Check every line of the material below for the string "document", and return the ones that have it.
-*-
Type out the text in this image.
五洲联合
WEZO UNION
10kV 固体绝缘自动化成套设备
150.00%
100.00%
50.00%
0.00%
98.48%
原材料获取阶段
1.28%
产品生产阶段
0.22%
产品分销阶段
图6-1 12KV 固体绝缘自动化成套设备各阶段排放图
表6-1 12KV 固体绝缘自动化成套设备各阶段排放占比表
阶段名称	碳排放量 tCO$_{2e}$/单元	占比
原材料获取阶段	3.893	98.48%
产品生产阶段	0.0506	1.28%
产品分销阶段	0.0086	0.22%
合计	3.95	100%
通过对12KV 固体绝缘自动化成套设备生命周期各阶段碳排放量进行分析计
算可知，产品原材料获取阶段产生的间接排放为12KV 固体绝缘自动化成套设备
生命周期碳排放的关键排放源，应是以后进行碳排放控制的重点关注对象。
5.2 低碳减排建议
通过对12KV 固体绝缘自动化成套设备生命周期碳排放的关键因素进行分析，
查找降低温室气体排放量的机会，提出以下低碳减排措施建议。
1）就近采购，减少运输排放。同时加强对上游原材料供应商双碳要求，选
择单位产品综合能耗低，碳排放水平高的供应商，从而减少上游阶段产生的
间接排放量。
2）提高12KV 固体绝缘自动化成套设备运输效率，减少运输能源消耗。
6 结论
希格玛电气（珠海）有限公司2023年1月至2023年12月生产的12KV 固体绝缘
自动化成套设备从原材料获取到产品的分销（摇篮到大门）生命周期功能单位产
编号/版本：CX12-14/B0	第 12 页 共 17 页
-*-
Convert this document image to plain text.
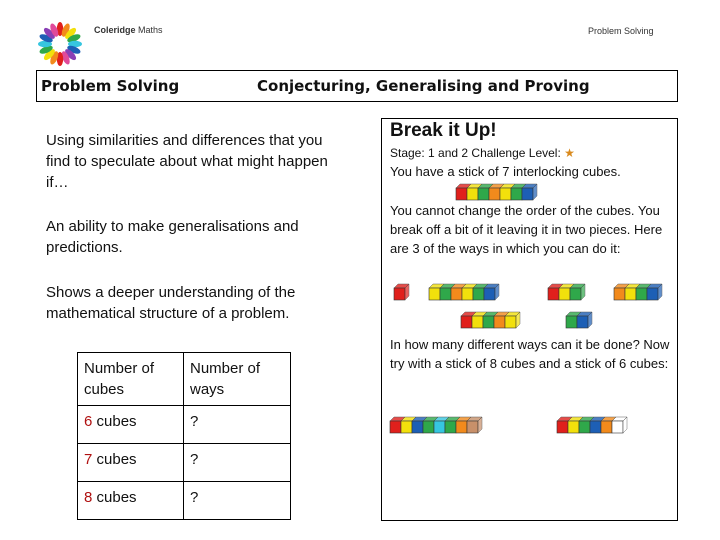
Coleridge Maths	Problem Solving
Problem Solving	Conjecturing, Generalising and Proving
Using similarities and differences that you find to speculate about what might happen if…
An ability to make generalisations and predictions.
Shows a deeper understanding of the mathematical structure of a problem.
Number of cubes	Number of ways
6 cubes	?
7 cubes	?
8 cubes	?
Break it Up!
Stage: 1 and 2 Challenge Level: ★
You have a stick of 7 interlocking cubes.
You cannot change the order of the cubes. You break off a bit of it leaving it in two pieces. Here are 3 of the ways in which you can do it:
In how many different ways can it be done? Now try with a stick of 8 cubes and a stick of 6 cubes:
-*-
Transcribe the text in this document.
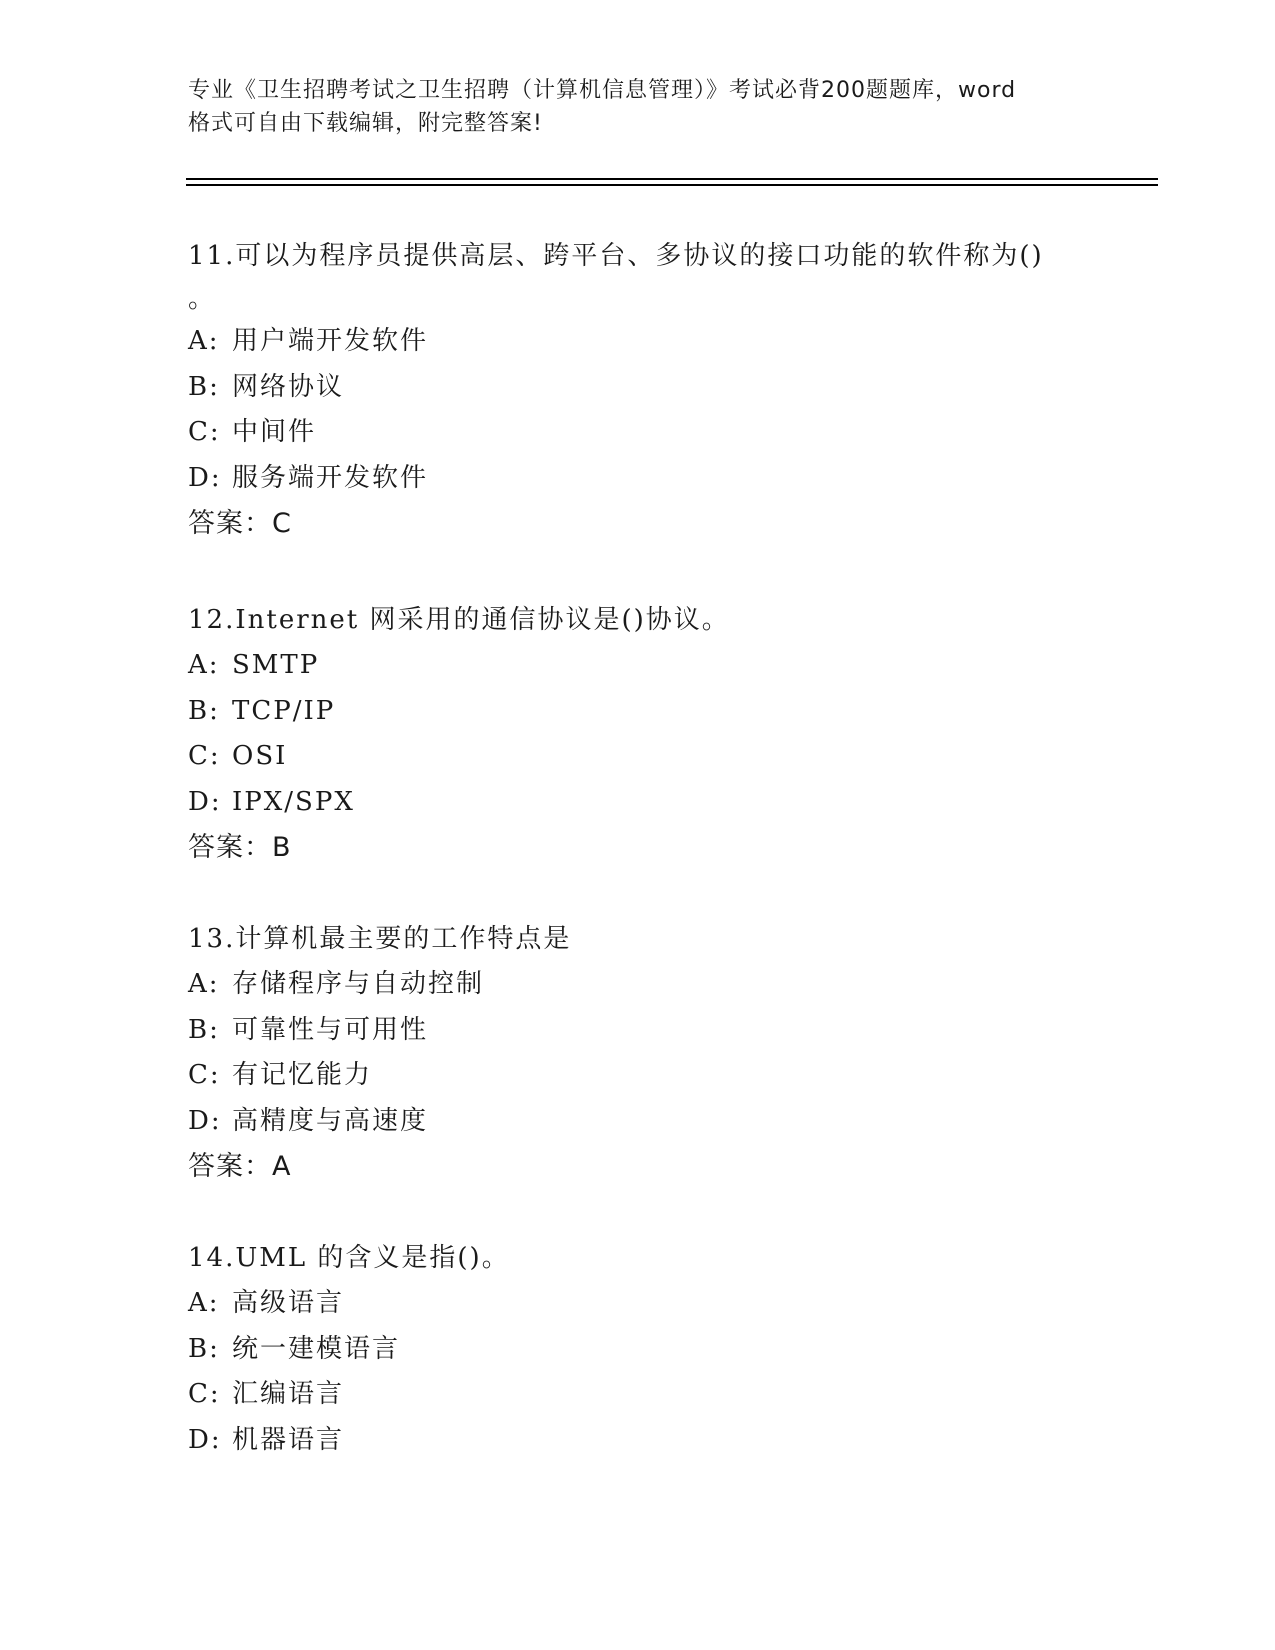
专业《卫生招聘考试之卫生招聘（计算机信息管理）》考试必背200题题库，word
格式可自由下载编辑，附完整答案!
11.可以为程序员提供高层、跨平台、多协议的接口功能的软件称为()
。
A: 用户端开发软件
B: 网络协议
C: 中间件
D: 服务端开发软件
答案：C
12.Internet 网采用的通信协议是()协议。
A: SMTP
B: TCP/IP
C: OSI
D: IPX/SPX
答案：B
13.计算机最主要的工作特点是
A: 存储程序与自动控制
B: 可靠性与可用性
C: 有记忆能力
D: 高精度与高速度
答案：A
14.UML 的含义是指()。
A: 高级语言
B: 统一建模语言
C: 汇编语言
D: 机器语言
-*-
• Task solution
Convert this document image to plain text.
Transcribe the text in this document.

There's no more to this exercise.